Collected data:

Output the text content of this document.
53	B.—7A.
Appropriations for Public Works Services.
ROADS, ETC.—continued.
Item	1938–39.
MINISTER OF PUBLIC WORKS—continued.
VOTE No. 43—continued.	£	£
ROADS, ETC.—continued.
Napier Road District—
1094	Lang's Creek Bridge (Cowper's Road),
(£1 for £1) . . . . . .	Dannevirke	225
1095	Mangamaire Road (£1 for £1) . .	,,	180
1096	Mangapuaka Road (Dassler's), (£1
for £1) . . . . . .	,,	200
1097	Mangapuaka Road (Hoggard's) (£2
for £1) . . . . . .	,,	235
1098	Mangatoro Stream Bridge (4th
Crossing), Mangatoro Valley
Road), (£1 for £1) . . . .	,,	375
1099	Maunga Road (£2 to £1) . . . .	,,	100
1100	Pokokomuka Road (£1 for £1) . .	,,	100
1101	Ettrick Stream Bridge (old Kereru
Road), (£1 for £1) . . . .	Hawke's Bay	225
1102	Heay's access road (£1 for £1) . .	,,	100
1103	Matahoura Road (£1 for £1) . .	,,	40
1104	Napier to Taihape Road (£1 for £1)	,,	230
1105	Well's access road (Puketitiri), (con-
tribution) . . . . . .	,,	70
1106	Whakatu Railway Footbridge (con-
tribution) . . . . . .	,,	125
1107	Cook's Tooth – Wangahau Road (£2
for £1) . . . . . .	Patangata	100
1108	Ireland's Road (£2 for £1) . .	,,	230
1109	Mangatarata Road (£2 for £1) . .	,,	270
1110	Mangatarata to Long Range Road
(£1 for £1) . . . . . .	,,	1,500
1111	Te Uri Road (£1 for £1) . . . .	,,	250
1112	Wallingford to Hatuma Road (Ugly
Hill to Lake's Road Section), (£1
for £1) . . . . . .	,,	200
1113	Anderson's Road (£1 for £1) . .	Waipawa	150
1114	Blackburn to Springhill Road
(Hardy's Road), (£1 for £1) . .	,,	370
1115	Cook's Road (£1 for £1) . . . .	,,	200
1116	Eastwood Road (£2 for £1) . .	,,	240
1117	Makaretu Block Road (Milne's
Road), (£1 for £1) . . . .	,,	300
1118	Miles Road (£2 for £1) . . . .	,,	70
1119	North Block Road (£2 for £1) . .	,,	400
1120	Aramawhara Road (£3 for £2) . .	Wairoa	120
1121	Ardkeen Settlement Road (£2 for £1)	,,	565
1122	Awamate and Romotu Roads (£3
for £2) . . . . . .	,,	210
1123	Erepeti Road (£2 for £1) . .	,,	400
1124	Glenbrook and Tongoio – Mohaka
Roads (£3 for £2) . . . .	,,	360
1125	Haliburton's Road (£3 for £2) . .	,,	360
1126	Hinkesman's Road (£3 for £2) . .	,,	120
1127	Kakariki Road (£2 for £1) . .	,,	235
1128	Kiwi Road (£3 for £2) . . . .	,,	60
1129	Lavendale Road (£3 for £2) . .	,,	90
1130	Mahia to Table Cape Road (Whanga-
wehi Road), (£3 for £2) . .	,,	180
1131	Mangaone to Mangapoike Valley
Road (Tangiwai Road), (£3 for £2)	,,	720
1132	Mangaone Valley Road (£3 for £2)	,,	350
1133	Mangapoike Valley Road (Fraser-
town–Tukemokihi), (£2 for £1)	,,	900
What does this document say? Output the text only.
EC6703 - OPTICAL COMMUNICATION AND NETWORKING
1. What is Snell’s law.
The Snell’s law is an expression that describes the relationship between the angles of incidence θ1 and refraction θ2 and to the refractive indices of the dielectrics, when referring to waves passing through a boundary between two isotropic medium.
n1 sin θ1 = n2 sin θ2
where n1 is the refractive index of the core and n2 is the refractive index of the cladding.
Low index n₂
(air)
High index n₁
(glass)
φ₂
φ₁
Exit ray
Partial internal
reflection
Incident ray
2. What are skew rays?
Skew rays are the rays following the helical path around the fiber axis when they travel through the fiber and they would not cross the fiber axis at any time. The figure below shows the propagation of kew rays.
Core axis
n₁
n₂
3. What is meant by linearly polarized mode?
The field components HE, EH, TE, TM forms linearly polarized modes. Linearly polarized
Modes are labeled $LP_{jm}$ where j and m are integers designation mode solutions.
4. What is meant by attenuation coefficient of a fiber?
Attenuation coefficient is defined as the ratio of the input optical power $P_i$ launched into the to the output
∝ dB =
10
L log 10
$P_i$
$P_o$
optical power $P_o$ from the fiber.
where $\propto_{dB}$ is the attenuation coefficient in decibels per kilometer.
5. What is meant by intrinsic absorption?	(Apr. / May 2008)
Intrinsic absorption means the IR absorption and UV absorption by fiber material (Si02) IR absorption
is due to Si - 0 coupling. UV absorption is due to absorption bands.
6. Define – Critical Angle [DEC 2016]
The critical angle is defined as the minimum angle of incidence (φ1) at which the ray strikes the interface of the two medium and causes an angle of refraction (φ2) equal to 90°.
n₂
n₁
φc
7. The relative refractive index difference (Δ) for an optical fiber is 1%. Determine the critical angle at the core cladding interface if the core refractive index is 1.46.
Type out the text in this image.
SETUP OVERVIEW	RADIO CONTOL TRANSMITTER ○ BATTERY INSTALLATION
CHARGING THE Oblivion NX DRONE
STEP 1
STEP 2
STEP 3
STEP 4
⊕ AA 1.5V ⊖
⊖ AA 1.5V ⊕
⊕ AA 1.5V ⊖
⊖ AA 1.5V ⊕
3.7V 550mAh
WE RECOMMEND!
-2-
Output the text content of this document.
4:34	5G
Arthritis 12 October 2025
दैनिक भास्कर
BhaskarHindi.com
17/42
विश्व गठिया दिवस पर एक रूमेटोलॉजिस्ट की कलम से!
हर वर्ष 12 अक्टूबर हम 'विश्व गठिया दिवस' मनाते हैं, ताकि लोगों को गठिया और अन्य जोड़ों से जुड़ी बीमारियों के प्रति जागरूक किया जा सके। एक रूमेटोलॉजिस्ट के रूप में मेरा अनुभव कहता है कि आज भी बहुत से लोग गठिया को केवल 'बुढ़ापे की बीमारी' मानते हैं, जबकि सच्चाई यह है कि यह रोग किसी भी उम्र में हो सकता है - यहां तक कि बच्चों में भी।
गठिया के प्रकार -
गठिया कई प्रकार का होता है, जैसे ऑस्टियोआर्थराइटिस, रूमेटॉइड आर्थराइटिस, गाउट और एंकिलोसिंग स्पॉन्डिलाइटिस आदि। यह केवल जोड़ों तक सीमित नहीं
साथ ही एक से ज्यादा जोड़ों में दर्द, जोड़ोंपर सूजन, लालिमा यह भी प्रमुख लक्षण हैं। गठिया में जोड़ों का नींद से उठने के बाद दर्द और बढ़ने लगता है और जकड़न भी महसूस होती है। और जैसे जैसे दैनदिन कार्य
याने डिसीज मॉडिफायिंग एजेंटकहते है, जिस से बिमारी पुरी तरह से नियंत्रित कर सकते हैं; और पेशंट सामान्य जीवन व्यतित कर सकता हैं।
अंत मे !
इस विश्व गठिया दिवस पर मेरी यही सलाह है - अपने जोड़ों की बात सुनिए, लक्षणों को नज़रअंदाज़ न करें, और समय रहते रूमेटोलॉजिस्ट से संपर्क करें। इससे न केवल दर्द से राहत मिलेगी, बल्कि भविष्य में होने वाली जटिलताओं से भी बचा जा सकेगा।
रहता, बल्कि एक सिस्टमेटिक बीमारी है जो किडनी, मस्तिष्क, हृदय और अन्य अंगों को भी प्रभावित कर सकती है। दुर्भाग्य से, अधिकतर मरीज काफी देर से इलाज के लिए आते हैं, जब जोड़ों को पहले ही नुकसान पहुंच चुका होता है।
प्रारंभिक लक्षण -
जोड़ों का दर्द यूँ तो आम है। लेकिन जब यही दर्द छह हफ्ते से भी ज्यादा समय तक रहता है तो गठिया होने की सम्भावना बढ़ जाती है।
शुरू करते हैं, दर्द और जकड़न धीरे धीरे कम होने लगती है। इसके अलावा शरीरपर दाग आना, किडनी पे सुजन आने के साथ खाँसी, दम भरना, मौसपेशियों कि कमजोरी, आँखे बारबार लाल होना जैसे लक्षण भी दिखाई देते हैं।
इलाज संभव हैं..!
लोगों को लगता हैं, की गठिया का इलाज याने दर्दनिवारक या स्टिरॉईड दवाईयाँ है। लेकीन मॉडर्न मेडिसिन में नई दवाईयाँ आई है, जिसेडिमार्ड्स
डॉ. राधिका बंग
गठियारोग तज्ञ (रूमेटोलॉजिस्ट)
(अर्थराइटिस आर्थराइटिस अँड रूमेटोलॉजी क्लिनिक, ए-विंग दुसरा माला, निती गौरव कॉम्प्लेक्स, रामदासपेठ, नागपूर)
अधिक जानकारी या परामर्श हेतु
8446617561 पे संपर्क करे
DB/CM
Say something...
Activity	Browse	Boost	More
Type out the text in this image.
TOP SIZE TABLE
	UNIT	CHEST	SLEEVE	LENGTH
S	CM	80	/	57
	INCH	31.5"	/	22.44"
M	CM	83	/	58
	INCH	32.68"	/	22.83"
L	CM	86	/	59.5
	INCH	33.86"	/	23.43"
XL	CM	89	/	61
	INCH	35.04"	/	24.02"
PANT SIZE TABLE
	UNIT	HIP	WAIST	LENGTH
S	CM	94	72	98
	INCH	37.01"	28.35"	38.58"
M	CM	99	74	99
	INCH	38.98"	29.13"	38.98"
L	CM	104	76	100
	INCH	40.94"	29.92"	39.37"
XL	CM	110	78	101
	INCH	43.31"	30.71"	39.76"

:: The problem ::
Which lines contain the word "medium"? Return each of them.

:: Task solution ::
The Snell’s law is an expression that describes the relationship between the angles of incidence θ1 and refraction θ2 and to the refractive indices of the dielectrics, when referring to waves passing through a boundary between two isotropic medium.
The critical angle is defined as the minimum angle of incidence (φ1) at which the ray strikes the interface of the two medium and causes an angle of refraction (φ2) equal to 90°.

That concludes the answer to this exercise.